# Excerpted data
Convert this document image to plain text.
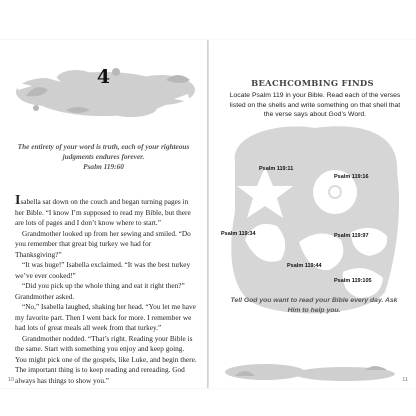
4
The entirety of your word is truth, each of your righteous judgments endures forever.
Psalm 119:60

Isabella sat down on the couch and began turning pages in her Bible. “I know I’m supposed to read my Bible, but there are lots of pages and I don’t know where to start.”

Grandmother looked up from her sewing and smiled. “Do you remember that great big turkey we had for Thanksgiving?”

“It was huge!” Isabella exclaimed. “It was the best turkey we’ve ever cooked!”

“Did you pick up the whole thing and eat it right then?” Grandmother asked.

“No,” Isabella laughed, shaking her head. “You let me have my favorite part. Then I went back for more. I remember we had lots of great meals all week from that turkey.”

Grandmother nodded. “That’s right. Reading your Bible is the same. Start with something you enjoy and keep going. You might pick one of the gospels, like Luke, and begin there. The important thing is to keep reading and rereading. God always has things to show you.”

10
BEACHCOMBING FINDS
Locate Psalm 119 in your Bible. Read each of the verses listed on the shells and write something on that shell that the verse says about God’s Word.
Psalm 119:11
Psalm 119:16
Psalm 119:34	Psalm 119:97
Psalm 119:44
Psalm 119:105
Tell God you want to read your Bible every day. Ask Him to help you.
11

# Exercise instructions
Copy out every line from the material above in which the word "lots" appears.

# Task output
Isabella sat down on the couch and began turning pages in her Bible. “I know I’m supposed to read my Bible, but there are lots of pages and I don’t know where to start.”
“No,” Isabella laughed, shaking her head. “You let me have my favorite part. Then I went back for more. I remember we had lots of great meals all week from that turkey.”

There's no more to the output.